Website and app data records
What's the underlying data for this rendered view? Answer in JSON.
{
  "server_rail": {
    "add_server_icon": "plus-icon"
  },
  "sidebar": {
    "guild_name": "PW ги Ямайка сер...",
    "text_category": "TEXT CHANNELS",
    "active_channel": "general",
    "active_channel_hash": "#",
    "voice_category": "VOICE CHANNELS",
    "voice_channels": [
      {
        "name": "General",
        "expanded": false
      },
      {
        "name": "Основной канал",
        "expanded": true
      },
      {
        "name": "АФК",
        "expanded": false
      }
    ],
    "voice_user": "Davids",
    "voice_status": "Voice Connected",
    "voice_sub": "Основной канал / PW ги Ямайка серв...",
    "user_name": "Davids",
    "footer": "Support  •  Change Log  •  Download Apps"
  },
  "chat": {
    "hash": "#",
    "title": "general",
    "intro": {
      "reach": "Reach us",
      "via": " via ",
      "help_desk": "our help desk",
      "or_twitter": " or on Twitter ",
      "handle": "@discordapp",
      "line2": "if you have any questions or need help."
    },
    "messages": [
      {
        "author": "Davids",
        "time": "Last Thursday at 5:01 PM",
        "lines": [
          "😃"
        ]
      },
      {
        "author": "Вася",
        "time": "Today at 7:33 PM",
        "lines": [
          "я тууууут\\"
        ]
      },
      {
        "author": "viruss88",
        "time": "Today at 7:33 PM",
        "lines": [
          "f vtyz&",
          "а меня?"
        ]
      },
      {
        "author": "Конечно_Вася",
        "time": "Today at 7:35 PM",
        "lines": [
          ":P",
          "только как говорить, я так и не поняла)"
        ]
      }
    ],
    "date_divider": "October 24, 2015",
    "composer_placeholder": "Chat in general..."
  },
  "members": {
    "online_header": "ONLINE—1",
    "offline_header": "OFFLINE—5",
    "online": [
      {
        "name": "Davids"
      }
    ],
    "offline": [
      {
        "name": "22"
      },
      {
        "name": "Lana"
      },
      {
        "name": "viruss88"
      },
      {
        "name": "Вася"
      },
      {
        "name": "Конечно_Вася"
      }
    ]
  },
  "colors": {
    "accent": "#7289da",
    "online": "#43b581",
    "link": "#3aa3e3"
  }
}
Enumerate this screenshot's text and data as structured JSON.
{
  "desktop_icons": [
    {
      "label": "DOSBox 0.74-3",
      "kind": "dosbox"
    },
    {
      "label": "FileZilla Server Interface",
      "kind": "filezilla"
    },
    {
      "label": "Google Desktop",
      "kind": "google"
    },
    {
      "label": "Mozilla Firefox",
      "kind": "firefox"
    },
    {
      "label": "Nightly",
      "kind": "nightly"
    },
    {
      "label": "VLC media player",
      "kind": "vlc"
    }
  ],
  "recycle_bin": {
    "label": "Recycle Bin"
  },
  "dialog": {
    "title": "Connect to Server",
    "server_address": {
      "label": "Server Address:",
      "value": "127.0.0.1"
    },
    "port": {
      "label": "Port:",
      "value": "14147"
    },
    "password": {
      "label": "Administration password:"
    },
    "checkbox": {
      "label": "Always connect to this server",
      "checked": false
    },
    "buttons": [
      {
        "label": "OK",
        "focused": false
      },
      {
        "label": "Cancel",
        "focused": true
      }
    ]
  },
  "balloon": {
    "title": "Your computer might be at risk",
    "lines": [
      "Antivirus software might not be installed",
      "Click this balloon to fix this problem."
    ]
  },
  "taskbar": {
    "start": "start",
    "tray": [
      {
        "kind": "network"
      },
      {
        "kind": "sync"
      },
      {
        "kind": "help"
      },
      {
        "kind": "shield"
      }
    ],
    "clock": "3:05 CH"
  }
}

- What you have to do -
Search the entries above for lines containing the word "Основной", and copy each one.

- Task output -
        "name": "Основной канал",
    "voice_sub": "Основной канал / PW ги Ямайка серв...",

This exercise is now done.